▶ **Given records**:
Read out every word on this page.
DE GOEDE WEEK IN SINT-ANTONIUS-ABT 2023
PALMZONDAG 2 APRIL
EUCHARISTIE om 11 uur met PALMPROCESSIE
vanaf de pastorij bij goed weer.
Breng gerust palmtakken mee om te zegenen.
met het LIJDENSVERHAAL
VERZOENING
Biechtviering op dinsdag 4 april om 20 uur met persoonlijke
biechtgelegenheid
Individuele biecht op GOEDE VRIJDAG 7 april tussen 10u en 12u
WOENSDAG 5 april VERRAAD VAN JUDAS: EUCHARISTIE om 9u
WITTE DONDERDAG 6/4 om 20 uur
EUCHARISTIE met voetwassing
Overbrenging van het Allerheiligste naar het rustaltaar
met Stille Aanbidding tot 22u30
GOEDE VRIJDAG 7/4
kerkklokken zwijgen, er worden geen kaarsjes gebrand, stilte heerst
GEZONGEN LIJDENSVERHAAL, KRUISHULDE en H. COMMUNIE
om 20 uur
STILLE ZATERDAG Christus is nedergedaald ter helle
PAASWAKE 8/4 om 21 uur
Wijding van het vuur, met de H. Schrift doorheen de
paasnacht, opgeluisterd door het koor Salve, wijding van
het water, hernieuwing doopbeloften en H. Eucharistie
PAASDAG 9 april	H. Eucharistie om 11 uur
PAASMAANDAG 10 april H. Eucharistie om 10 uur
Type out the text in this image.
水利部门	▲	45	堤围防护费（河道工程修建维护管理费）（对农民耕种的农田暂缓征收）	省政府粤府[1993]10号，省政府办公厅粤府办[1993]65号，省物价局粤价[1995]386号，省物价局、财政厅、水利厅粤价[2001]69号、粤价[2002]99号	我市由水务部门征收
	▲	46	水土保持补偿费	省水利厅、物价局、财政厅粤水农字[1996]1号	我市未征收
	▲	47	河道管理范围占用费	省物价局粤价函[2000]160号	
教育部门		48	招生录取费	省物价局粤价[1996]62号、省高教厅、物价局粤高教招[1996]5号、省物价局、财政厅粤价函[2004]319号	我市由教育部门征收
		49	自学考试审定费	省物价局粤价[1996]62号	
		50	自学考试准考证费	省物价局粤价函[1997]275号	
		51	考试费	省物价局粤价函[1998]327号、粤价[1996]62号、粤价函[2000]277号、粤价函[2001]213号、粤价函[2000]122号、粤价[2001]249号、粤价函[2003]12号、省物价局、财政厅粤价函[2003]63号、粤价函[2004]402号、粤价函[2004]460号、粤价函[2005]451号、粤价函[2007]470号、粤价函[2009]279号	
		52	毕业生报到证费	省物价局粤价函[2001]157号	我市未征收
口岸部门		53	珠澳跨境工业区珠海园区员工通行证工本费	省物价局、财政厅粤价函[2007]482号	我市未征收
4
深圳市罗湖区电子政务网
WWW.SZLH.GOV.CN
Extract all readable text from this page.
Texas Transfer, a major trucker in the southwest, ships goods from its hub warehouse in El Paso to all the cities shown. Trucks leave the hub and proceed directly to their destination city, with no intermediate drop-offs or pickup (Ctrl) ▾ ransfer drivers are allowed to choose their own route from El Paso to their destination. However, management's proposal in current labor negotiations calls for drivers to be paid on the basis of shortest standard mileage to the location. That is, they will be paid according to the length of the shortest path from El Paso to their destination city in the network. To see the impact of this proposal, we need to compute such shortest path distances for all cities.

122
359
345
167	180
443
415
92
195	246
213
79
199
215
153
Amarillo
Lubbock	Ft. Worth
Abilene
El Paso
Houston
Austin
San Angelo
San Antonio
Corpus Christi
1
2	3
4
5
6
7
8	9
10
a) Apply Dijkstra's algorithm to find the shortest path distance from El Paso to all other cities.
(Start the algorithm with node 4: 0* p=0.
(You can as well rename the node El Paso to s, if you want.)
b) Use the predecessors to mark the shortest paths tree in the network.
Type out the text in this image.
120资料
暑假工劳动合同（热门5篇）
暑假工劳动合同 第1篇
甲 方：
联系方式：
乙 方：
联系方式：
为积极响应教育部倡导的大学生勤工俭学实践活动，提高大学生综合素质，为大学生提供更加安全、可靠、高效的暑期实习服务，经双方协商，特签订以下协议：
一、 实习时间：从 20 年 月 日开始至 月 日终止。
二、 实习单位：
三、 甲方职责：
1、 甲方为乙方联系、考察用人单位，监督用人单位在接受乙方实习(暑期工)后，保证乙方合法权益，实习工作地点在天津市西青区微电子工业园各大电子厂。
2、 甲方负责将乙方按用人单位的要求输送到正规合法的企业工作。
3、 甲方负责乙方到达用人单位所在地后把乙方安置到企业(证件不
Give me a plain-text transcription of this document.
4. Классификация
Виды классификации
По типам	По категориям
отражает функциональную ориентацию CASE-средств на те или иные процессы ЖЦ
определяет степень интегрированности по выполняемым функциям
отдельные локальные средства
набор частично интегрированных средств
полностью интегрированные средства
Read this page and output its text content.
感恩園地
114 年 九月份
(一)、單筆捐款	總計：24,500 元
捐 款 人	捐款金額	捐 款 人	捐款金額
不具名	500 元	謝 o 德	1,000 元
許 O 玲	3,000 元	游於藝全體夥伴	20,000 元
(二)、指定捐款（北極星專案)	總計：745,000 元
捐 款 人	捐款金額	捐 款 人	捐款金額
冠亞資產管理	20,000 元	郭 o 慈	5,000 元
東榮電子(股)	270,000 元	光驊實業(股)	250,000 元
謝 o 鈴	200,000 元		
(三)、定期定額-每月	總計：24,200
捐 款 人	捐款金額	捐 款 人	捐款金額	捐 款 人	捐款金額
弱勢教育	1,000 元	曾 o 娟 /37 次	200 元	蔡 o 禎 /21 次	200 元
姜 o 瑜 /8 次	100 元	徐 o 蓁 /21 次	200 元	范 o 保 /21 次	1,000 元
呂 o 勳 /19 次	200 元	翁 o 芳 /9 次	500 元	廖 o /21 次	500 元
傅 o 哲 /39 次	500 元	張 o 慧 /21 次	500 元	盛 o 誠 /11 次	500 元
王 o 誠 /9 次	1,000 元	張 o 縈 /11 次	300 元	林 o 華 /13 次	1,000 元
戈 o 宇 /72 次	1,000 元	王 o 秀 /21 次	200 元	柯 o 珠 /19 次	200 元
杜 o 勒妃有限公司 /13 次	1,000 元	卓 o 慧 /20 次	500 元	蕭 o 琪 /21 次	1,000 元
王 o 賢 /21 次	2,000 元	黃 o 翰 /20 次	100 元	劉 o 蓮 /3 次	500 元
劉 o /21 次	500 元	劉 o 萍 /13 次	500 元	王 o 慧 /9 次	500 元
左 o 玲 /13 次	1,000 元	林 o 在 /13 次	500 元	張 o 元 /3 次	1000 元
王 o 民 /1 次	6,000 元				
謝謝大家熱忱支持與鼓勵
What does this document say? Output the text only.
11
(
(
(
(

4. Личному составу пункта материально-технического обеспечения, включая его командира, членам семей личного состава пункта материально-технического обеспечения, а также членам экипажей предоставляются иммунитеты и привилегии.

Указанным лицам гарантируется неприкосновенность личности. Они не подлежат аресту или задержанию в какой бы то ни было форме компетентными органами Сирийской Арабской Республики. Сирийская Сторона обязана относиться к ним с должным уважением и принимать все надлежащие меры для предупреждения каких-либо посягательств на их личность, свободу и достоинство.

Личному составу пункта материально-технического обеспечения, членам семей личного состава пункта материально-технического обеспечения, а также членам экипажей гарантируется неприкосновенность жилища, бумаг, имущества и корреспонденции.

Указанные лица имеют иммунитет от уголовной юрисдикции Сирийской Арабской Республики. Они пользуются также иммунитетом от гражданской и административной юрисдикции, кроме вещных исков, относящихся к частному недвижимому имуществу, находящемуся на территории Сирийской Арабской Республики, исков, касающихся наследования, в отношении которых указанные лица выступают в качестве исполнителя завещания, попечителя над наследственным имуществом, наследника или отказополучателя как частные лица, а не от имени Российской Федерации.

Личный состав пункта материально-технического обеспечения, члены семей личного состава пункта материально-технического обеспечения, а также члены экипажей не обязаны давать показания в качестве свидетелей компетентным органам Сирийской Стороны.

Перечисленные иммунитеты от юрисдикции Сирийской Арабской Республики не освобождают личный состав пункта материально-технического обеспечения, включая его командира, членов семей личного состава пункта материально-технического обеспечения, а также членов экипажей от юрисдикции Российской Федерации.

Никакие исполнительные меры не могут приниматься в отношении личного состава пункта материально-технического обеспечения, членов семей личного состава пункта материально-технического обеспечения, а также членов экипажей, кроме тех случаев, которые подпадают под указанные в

▶ **To be done**:
Gather each line that holds "кроме".

▶ **Output below**:
Указанные лица имеют иммунитет от уголовной юрисдикции Сирийской Арабской Республики. Они пользуются также иммунитетом от гражданской и административной юрисдикции, кроме вещных исков, относящихся к частному недвижимому имуществу, находящемуся на территории Сирийской Арабской Республики, исков, касающихся наследования, в отношении которых указанные лица выступают в качестве исполнителя завещания, попечителя над наследственным имуществом, наследника или отказополучателя как частные лица, а не от имени Российской Федерации.
Никакие исполнительные меры не могут приниматься в отношении личного состава пункта материально-технического обеспечения, членов семей личного состава пункта материально-технического обеспечения, а также членов экипажей, кроме тех случаев, которые подпадают под указанные в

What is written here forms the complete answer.